Reproduce the lines below verbatim, omitting the pictures.

┌────────

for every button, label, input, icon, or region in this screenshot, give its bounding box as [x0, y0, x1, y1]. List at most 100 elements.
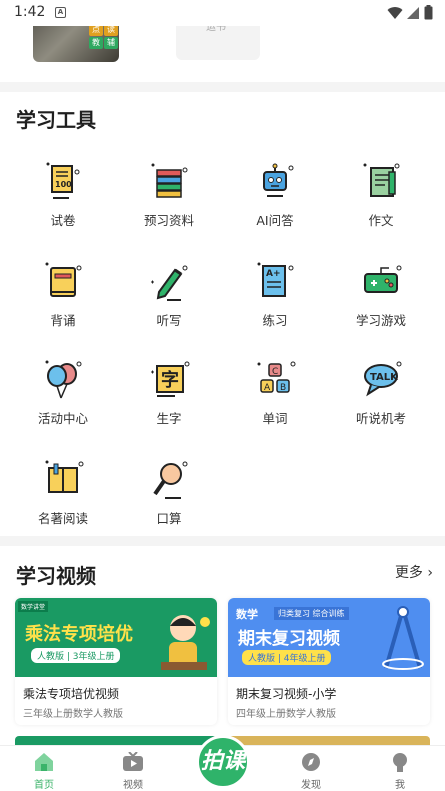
talk-bubble-icon: TALK: [364, 361, 402, 397]
banner-corner: 数学讲堂: [18, 601, 49, 612]
tool-label: 名著阅读: [37, 511, 88, 526]
thumb-tag: 点: [89, 26, 103, 36]
featured-placeholder[interactable]: 运书: [176, 26, 260, 60]
compass-illustration: [382, 606, 424, 670]
tool-practice[interactable]: A+ 练习: [220, 260, 330, 350]
banner-tag: 人教版 | 4年级上册: [242, 650, 332, 665]
signal-icon: [407, 6, 419, 19]
tab-label: 视频: [123, 780, 143, 791]
tab-label: 我: [395, 780, 405, 791]
tool-label: 学习游戏: [355, 313, 406, 328]
banner-tag: 人教版 | 3年级上册: [31, 648, 121, 663]
magnifier-icon: [153, 461, 188, 499]
svg-text:100: 100: [55, 180, 72, 189]
tool-activity-center[interactable]: 活动中心: [8, 358, 118, 448]
tool-label: 听说机考: [355, 411, 406, 426]
featured-card-strip: 点 读 教 辅 运书: [0, 26, 445, 82]
tool-label: 预习资料: [143, 213, 194, 228]
video-title: 乘法专项培优视频: [23, 687, 120, 701]
learning-videos-section: 学习视频 更多 › 数学讲堂 乘法专项培优 人教版 | 3年级上册 乘法专项培优…: [0, 546, 445, 746]
learning-tools-section: 学习工具 100 试卷 预习资料 AI问答 作文 背诵 听写 A+ 练习 学习游…: [0, 92, 445, 536]
video-banner: 数学讲堂 乘法专项培优 人教版 | 3年级上册: [15, 598, 217, 677]
wifi-icon: [387, 6, 403, 19]
letter-blocks-icon: CA B: [257, 361, 296, 393]
tool-label: 背诵: [50, 313, 76, 328]
more-label: 更多: [394, 565, 423, 581]
status-bar: 1:42 A: [0, 0, 445, 26]
tool-dictation[interactable]: 听写: [114, 260, 224, 350]
tab-discover[interactable]: 发现: [281, 750, 341, 791]
battery-icon: [424, 5, 433, 20]
tool-label: AI问答: [256, 213, 294, 228]
practice-paper-icon: A+: [257, 262, 294, 297]
student-illustration: [161, 615, 210, 670]
tool-classics-reading[interactable]: 名著阅读: [8, 458, 118, 548]
user-icon: [393, 753, 407, 772]
video-title: 期末复习视频-小学: [236, 687, 337, 701]
tool-mental-math[interactable]: 口算: [114, 458, 224, 548]
character-card-icon: 字: [151, 361, 190, 397]
tab-video[interactable]: 视频: [103, 750, 163, 791]
tool-label: 活动中心: [37, 411, 88, 426]
thumb-tag: 教: [89, 37, 103, 49]
compass-icon: [302, 753, 320, 771]
tv-icon: [123, 752, 143, 771]
notification-icon: A: [55, 7, 66, 18]
chevron-right-icon: ›: [422, 565, 433, 581]
tab-label: 发现: [301, 780, 321, 791]
tab-me[interactable]: 我: [370, 750, 430, 791]
tool-label: 练习: [262, 313, 288, 328]
open-book-icon: [45, 460, 84, 493]
video-card[interactable]: 数学 归类复习 综合训练 期末复习视频 人教版 | 4年级上册 期末复习视频-小…: [228, 598, 430, 725]
pencil-icon: [151, 265, 188, 301]
tool-label: 试卷: [50, 213, 76, 228]
essay-icon: [363, 163, 400, 197]
status-time: 1:42: [14, 4, 46, 20]
tool-words[interactable]: CAB 单词: [220, 358, 330, 448]
robot-icon: [263, 163, 294, 197]
svg-text:字: 字: [161, 369, 179, 391]
snap-class-button[interactable]: 拍课: [196, 735, 250, 789]
banner-title: 期末复习视频: [238, 629, 340, 649]
tool-label: 作文: [368, 213, 394, 228]
more-link[interactable]: 更多 ›: [395, 562, 433, 582]
banner-sub: 归类复习 综合训练: [274, 607, 349, 620]
balloons-icon: [45, 360, 82, 399]
video-card[interactable]: 数学讲堂 乘法专项培优 人教版 | 3年级上册 乘法专项培优视频 三年级上册数学…: [15, 598, 217, 725]
video-subtitle: 三年级上册数学人教版: [23, 709, 123, 720]
tool-label: 单词: [262, 411, 288, 426]
svg-text:TALK: TALK: [370, 372, 399, 383]
banner-title: 乘法专项培优: [25, 624, 133, 645]
featured-thumbnail[interactable]: 点 读 教 辅: [33, 26, 119, 62]
svg-text:C: C: [272, 367, 278, 377]
thumb-tag: 读: [104, 26, 118, 36]
tab-home[interactable]: 首页: [14, 750, 74, 791]
status-icons: [387, 5, 433, 20]
svg-text:B: B: [280, 383, 286, 393]
tool-preview[interactable]: 预习资料: [114, 160, 224, 250]
tab-label: 首页: [34, 780, 54, 791]
section-title: 学习工具: [16, 108, 96, 132]
exam-paper-icon: 100: [46, 162, 80, 199]
gamepad-icon: [364, 265, 402, 293]
recite-book-icon: [45, 262, 82, 297]
tool-learning-games[interactable]: 学习游戏: [326, 260, 436, 350]
tool-label: 听写: [156, 313, 182, 328]
tool-label: 口算: [156, 511, 182, 526]
tool-exam[interactable]: 100 试卷: [8, 160, 118, 250]
placeholder-text: 运书: [206, 26, 226, 33]
tool-listening-speaking-test[interactable]: TALK 听说机考: [326, 358, 436, 448]
tool-recite[interactable]: 背诵: [8, 260, 118, 350]
svg-text:A+: A+: [266, 269, 281, 279]
tool-essay[interactable]: 作文: [326, 160, 436, 250]
banner-corner: 数学: [236, 608, 258, 621]
video-subtitle: 四年级上册数学人教版: [236, 709, 336, 720]
svg-text:A: A: [264, 383, 271, 393]
tool-label: 生字: [156, 411, 182, 426]
home-icon: [35, 753, 53, 771]
section-title: 学习视频: [16, 564, 96, 588]
tool-characters[interactable]: 字 生字: [114, 358, 224, 448]
thumb-tag: 辅: [104, 37, 118, 49]
video-banner: 数学 归类复习 综合训练 期末复习视频 人教版 | 4年级上册: [228, 598, 430, 677]
tool-ai-qa[interactable]: AI问答: [220, 160, 330, 250]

└────────

→ **Full solution**:
for every button, label, input, icon, or region in this screenshot, give its bounding box as [x0, y0, x1, y1]. List at most 100 elements.
talk-bubble-icon: TALK: [364, 361, 402, 397]
banner-corner: 数学讲堂: [18, 601, 49, 612]
tool-label: 名著阅读: [37, 511, 88, 526]
thumb-tag: 点: [89, 26, 103, 36]
featured-placeholder[interactable]: 运书: [176, 26, 260, 60]
compass-illustration: [382, 606, 424, 670]
tool-practice[interactable]: A+ 练习: [220, 260, 330, 350]
banner-tag: 人教版 | 4年级上册: [242, 650, 332, 665]
signal-icon: [407, 6, 419, 19]
tab-label: 视频: [123, 780, 143, 791]
tab-label: 我: [395, 780, 405, 791]
tool-label: 学习游戏: [355, 313, 406, 328]
banner-tag: 人教版 | 3年级上册: [31, 648, 121, 663]
magnifier-icon: [153, 461, 188, 499]
svg-text:100: 100: [55, 180, 72, 189]
tool-activity-center[interactable]: 活动中心: [8, 358, 118, 448]
tool-label: 听说机考: [355, 411, 406, 426]
featured-card-strip: 点 读 教 辅 运书: [0, 26, 445, 82]
tool-label: 预习资料: [143, 213, 194, 228]
video-title: 乘法专项培优视频: [23, 687, 120, 701]
learning-videos-section: 学习视频 更多 › 数学讲堂 乘法专项培优 人教版 | 3年级上册 乘法专项培优…: [0, 546, 445, 746]
learning-tools-section: 学习工具 100 试卷 预习资料 AI问答 作文 背诵 听写 A+ 练习 学习游…: [0, 92, 445, 536]
video-banner: 数学讲堂 乘法专项培优 人教版 | 3年级上册: [15, 598, 217, 677]
wifi-icon: [387, 6, 403, 19]
letter-blocks-icon: CA B: [257, 361, 296, 393]
tool-label: 背诵: [50, 313, 76, 328]
more-label: 更多: [394, 565, 423, 581]
status-bar: 1:42 A: [0, 0, 445, 26]
tool-dictation[interactable]: 听写: [114, 260, 224, 350]
tab-discover[interactable]: 发现: [281, 750, 341, 791]
battery-icon: [424, 5, 433, 20]
tool-label: AI问答: [256, 213, 294, 228]
practice-paper-icon: A+: [257, 262, 294, 297]
student-illustration: [161, 615, 210, 670]
tool-classics-reading[interactable]: 名著阅读: [8, 458, 118, 548]
user-icon: [393, 753, 407, 772]
video-title: 期末复习视频-小学: [236, 687, 337, 701]
tool-mental-math[interactable]: 口算: [114, 458, 224, 548]
character-card-icon: 字: [151, 361, 190, 397]
tab-video[interactable]: 视频: [103, 750, 163, 791]
tool-label: 活动中心: [37, 411, 88, 426]
thumb-tag: 教: [89, 37, 103, 49]
compass-icon: [302, 753, 320, 771]
tv-icon: [123, 752, 143, 771]
notification-icon: A: [55, 7, 66, 18]
chevron-right-icon: ›: [422, 565, 433, 581]
tab-label: 发现: [301, 780, 321, 791]
tab-me[interactable]: 我: [370, 750, 430, 791]
tool-label: 练习: [262, 313, 288, 328]
open-book-icon: [45, 460, 84, 493]
video-card[interactable]: 数学 归类复习 综合训练 期末复习视频 人教版 | 4年级上册 期末复习视频-小…: [228, 598, 430, 725]
pencil-icon: [151, 265, 188, 301]
tool-label: 试卷: [50, 213, 76, 228]
essay-icon: [363, 163, 400, 197]
status-time: 1:42: [14, 4, 46, 20]
tool-words[interactable]: CAB 单词: [220, 358, 330, 448]
robot-icon: [263, 163, 294, 197]
svg-text:字: 字: [161, 369, 179, 391]
snap-class-button[interactable]: 拍课: [196, 735, 250, 789]
banner-title: 期末复习视频: [238, 629, 340, 649]
tool-label: 作文: [368, 213, 394, 228]
more-link[interactable]: 更多 ›: [395, 562, 433, 582]
banner-sub: 归类复习 综合训练: [274, 607, 349, 620]
balloons-icon: [45, 360, 82, 399]
video-card[interactable]: 数学讲堂 乘法专项培优 人教版 | 3年级上册 乘法专项培优视频 三年级上册数学…: [15, 598, 217, 725]
video-subtitle: 三年级上册数学人教版: [23, 709, 123, 720]
tool-label: 单词: [262, 411, 288, 426]
svg-text:TALK: TALK: [370, 372, 399, 383]
banner-title: 乘法专项培优: [25, 624, 133, 645]
featured-thumbnail[interactable]: 点 读 教 辅: [33, 26, 119, 62]
svg-text:C: C: [272, 367, 278, 377]
thumb-tag: 读: [104, 26, 118, 36]
tab-home[interactable]: 首页: [14, 750, 74, 791]
status-icons: [387, 5, 433, 20]
svg-text:B: B: [280, 383, 286, 393]
tool-preview[interactable]: 预习资料: [114, 160, 224, 250]
tab-label: 首页: [34, 780, 54, 791]
section-title: 学习工具: [16, 108, 96, 132]
exam-paper-icon: 100: [46, 162, 80, 199]
gamepad-icon: [364, 265, 402, 293]
recite-book-icon: [45, 262, 82, 297]
tool-learning-games[interactable]: 学习游戏: [326, 260, 436, 350]
tool-label: 听写: [156, 313, 182, 328]
tool-label: 口算: [156, 511, 182, 526]
tool-exam[interactable]: 100 试卷: [8, 160, 118, 250]
placeholder-text: 运书: [206, 26, 226, 33]
tool-listening-speaking-test[interactable]: TALK 听说机考: [326, 358, 436, 448]
tool-recite[interactable]: 背诵: [8, 260, 118, 350]
svg-text:A+: A+: [266, 269, 281, 279]
tool-essay[interactable]: 作文: [326, 160, 436, 250]
banner-corner: 数学: [236, 608, 258, 621]
video-subtitle: 四年级上册数学人教版: [236, 709, 336, 720]
svg-text:A: A: [264, 383, 271, 393]
tool-label: 生字: [156, 411, 182, 426]
home-icon: [35, 753, 53, 771]
section-title: 学习视频: [16, 564, 96, 588]
tool-characters[interactable]: 字 生字: [114, 358, 224, 448]
thumb-tag: 辅: [104, 37, 118, 49]
video-banner: 数学 归类复习 综合训练 期末复习视频 人教版 | 4年级上册: [228, 598, 430, 677]
tool-ai-qa[interactable]: AI问答: [220, 160, 330, 250]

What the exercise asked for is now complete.